## begin

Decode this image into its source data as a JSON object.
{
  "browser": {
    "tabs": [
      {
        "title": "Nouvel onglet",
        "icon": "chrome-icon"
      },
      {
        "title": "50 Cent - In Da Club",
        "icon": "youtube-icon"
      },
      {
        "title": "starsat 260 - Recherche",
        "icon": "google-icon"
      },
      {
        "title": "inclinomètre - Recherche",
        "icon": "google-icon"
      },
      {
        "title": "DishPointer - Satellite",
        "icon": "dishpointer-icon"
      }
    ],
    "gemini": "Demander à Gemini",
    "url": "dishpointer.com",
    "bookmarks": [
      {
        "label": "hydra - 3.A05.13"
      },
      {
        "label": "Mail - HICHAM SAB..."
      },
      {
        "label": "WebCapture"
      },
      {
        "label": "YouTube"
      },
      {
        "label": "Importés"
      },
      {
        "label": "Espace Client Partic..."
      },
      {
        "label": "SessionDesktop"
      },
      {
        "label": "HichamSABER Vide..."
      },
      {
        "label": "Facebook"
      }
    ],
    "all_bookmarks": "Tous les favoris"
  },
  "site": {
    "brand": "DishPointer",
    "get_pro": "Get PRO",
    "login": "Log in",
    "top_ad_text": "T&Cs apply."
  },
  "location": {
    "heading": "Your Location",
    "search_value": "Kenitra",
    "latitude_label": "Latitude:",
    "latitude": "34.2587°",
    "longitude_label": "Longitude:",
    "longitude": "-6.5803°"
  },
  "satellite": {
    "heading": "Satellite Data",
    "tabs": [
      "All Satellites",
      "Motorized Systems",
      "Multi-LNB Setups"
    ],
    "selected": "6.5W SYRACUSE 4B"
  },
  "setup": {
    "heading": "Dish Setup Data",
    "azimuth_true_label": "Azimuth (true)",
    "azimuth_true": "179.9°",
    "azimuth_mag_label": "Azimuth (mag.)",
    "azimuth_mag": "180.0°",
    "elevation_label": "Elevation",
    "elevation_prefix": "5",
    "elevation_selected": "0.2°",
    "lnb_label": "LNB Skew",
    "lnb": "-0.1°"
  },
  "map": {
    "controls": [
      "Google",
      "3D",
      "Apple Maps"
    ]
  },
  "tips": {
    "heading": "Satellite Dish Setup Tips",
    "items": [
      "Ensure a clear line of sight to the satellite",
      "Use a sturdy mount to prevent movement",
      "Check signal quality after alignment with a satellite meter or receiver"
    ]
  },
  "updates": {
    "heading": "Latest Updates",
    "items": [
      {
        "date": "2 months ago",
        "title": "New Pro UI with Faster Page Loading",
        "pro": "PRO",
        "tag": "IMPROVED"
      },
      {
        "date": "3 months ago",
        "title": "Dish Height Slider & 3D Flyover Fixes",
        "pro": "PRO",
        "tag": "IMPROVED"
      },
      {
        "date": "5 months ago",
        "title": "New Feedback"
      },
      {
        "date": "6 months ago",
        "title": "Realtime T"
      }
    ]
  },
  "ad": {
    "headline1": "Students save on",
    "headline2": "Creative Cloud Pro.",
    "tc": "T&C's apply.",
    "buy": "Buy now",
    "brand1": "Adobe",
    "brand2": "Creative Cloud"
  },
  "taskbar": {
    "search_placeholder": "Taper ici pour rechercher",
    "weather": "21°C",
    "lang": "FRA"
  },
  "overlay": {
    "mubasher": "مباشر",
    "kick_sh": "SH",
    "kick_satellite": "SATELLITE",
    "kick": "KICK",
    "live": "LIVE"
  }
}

## end

• [TASK GOAL]: Every line of the data above should be reproduced word for word.

• [TASK RESPONSE]:
Decode this image into its source data as a JSON object.
{
  "browser": {
    "tabs": [
      {
        "title": "Nouvel onglet",
        "icon": "chrome-icon"
      },
      {
        "title": "50 Cent - In Da Club",
        "icon": "youtube-icon"
      },
      {
        "title": "starsat 260 - Recherche",
        "icon": "google-icon"
      },
      {
        "title": "inclinomètre - Recherche",
        "icon": "google-icon"
      },
      {
        "title": "DishPointer - Satellite",
        "icon": "dishpointer-icon"
      }
    ],
    "gemini": "Demander à Gemini",
    "url": "dishpointer.com",
    "bookmarks": [
      {
        "label": "hydra - 3.A05.13"
      },
      {
        "label": "Mail - HICHAM SAB..."
      },
      {
        "label": "WebCapture"
      },
      {
        "label": "YouTube"
      },
      {
        "label": "Importés"
      },
      {
        "label": "Espace Client Partic..."
      },
      {
        "label": "SessionDesktop"
      },
      {
        "label": "HichamSABER Vide..."
      },
      {
        "label": "Facebook"
      }
    ],
    "all_bookmarks": "Tous les favoris"
  },
  "site": {
    "brand": "DishPointer",
    "get_pro": "Get PRO",
    "login": "Log in",
    "top_ad_text": "T&Cs apply."
  },
  "location": {
    "heading": "Your Location",
    "search_value": "Kenitra",
    "latitude_label": "Latitude:",
    "latitude": "34.2587°",
    "longitude_label": "Longitude:",
    "longitude": "-6.5803°"
  },
  "satellite": {
    "heading": "Satellite Data",
    "tabs": [
      "All Satellites",
      "Motorized Systems",
      "Multi-LNB Setups"
    ],
    "selected": "6.5W SYRACUSE 4B"
  },
  "setup": {
    "heading": "Dish Setup Data",
    "azimuth_true_label": "Azimuth (true)",
    "azimuth_true": "179.9°",
    "azimuth_mag_label": "Azimuth (mag.)",
    "azimuth_mag": "180.0°",
    "elevation_label": "Elevation",
    "elevation_prefix": "5",
    "elevation_selected": "0.2°",
    "lnb_label": "LNB Skew",
    "lnb": "-0.1°"
  },
  "map": {
    "controls": [
      "Google",
      "3D",
      "Apple Maps"
    ]
  },
  "tips": {
    "heading": "Satellite Dish Setup Tips",
    "items": [
      "Ensure a clear line of sight to the satellite",
      "Use a sturdy mount to prevent movement",
      "Check signal quality after alignment with a satellite meter or receiver"
    ]
  },
  "updates": {
    "heading": "Latest Updates",
    "items": [
      {
        "date": "2 months ago",
        "title": "New Pro UI with Faster Page Loading",
        "pro": "PRO",
        "tag": "IMPROVED"
      },
      {
        "date": "3 months ago",
        "title": "Dish Height Slider & 3D Flyover Fixes",
        "pro": "PRO",
        "tag": "IMPROVED"
      },
      {
        "date": "5 months ago",
        "title": "New Feedback"
      },
      {
        "date": "6 months ago",
        "title": "Realtime T"
      }
    ]
  },
  "ad": {
    "headline1": "Students save on",
    "headline2": "Creative Cloud Pro.",
    "tc": "T&C's apply.",
    "buy": "Buy now",
    "brand1": "Adobe",
    "brand2": "Creative Cloud"
  },
  "taskbar": {
    "search_placeholder": "Taper ici pour rechercher",
    "weather": "21°C",
    "lang": "FRA"
  },
  "overlay": {
    "mubasher": "مباشر",
    "kick_sh": "SH",
    "kick_satellite": "SATELLITE",
    "kick": "KICK",
    "live": "LIVE"
  }
}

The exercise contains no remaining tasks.